▶ _Check your understanding_:
**A.** How long was the ride that Clive Meredith and Tim Woolnough completed, according to the charity cycling article?
**B.** Print the stretch of the charity cycling article from "South Devon law firm staff" through "had the disease.".
**C.** Proceed with the article on the law firm staff's charity cycle ride from where it stops.

▶ _Text passage_:
South Devon law firm staff cycle for charity

PUBLISHED: 09:14 05 November 2013 | UPDATED: 09:14 05 November 2013

From left, Tim Woolnough (Director, TNW Financial Services), Matt Johnson and Clive Meredith (Practice Director, Wollen Michelmore)

From left, Tim Woolnough (Director, TNW Financial Services), Matt Johnson and Clive Meredith (Practice Director, Wollen Michelmore)


A massive fundraising effort for the Cystic Fibrosis Trust which was driven by solicitors at leading South Devon Law firm Wollen Michelmore was given a poignant boost when the London to Paris cyclists met a fellow fundraiser who himself had the disease.

Practice Director of Wollen Michelmore Clive Meredith and Tim Woolnough, Director of TNW Financial Services, met cyclist Matt Johnson on their 320-mile marathon effort.

Clive says: “It was hard enough for us to complete the ride, but I am in awe of Matt who managed to do exactly the same as us with this debilitating lung disease. He was a great inspiration and it gave us the boost we needed to truly understand why we wanted to raise this money.”

Matt adds: “It was great meeting Tim and Clive and with our CF shirts we looked like a proper team. It was quite emotional cycling into Paris and this has certainly been my greatest achievement. We all kept each other going when it got tough, and it was really good to be able to share some of the realities of life with CF with them.”

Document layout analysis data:

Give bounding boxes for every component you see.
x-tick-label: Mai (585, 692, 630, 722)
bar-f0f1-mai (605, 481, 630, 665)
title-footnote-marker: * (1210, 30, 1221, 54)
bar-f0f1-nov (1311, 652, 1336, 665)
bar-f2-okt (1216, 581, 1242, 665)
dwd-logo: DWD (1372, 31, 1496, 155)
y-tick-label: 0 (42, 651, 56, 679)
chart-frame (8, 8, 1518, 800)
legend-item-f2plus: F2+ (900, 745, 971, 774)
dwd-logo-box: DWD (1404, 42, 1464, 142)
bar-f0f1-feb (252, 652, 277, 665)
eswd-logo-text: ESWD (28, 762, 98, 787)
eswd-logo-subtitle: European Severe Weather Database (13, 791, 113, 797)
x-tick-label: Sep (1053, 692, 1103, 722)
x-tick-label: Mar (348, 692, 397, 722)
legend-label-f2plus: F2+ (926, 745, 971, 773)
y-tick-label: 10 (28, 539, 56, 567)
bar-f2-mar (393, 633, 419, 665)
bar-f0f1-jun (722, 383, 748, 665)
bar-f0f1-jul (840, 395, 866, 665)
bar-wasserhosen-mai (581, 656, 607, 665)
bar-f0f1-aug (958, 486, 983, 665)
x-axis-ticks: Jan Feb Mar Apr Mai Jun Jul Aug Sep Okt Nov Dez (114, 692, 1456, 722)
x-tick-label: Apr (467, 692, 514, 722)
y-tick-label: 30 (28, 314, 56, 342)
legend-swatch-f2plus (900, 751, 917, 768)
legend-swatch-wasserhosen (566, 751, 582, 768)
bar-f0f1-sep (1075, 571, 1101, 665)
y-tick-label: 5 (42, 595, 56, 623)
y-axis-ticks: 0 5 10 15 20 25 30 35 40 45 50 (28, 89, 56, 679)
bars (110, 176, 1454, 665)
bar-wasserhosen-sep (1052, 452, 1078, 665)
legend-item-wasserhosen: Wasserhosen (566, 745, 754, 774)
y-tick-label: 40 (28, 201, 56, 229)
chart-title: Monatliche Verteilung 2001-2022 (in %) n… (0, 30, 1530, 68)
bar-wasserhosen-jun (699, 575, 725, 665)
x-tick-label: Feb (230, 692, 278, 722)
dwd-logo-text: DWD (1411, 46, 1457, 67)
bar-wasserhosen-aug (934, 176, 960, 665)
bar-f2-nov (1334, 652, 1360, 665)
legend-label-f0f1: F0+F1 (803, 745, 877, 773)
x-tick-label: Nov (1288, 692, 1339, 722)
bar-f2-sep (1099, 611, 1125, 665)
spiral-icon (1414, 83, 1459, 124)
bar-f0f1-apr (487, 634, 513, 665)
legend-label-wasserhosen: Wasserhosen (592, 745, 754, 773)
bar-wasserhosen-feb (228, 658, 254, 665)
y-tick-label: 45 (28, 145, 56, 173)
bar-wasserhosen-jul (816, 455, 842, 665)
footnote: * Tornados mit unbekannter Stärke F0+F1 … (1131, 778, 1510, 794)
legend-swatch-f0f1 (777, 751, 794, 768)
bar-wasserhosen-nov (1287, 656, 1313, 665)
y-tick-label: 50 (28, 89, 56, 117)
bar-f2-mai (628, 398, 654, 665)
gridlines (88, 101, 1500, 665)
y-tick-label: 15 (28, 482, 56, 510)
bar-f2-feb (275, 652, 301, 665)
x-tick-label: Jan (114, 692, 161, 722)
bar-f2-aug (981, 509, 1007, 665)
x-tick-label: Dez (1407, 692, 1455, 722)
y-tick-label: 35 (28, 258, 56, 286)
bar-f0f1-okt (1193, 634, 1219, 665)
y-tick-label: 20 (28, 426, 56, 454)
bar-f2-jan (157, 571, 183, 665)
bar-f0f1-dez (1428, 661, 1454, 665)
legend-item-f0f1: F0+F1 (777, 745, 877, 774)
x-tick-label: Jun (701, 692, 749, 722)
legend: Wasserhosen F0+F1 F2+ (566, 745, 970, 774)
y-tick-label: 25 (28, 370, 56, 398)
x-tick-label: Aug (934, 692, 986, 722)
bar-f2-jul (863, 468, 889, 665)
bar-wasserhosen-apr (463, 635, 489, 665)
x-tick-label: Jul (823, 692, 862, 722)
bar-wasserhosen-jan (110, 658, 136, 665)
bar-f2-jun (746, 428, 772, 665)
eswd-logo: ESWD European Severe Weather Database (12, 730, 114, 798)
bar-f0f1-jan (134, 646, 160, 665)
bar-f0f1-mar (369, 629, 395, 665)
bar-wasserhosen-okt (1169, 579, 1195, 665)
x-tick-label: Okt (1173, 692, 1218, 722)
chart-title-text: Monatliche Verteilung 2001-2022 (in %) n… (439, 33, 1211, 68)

▶ _Expected outputs_:
**A.** 320 miles.

**B.**
South Devon law firm staff cycle for charity

PUBLISHED: 09:14 05 November 2013 | UPDATED: 09:14 05 November 2013

From left, Tim Woolnough (Director, TNW Financial Services), Matt Johnson and Clive Meredith (Practice Director, Wollen Michelmore)

From left, Tim Woolnough (Director, TNW Financial Services), Matt Johnson and Clive Meredith (Practice Director, Wollen Michelmore)


A massive fundraising effort for the Cystic Fibrosis Trust which was driven by solicitors at leading South Devon Law firm Wollen Michelmore was given a poignant boost when the London to Paris cyclists met a fellow fundraiser who himself had the disease.

**C.**
Clive, Tim and Matt took four days to complete their ride, averaging 80 miles a day.

On the same weekend, Wollen Michelmore solicitor Magdalene Bristow and her friends Katie Farmer and Rachael Baird set off from Glen Nevis and started the 4,409 feet ascent up the highest mountain on the British Isles.

The charity was chosen in memory of one of Magdalene’s best friends Rachel Banks who also grew up in Torquay. Rachel was diagnosed with Cystic Fibrosis at the age of three months and died in 2008 at the age of just 24.

Magdalene says: “It was an amazing experience, not only to reach the summit of Ben Nevis, but to do it with 40 other people connected to CF. It is rare to be amongst so many people who have been affected by CF and unfortunately the majority of participants were conquering the Ben in memory of a loved one they had lost to the disease.

“It really did clarify the reason why we were working so hard to raise money for CF Trust – to help fund research into the development of treatments that limit the effect CF has on sufferers’ lives and to one day beat the disease for good. My friend Rachel only had 24 years of life but the CF Trust are working hard through research, campaigning and training clinicians to help people live longer.”

Cystic Fibrosis is an inherited disease caused by a faulty gene that controls the movement of salt and water in and out of the cells within the body. Over 9,000 people in the UK have CF. There is no cure for Cystic Fibrosis but through fundraising for the Cystic Fibrosis Trust we hope to help fund research into gene therapy and other treatments to alleviate the symptoms of Cystic Fibrosis.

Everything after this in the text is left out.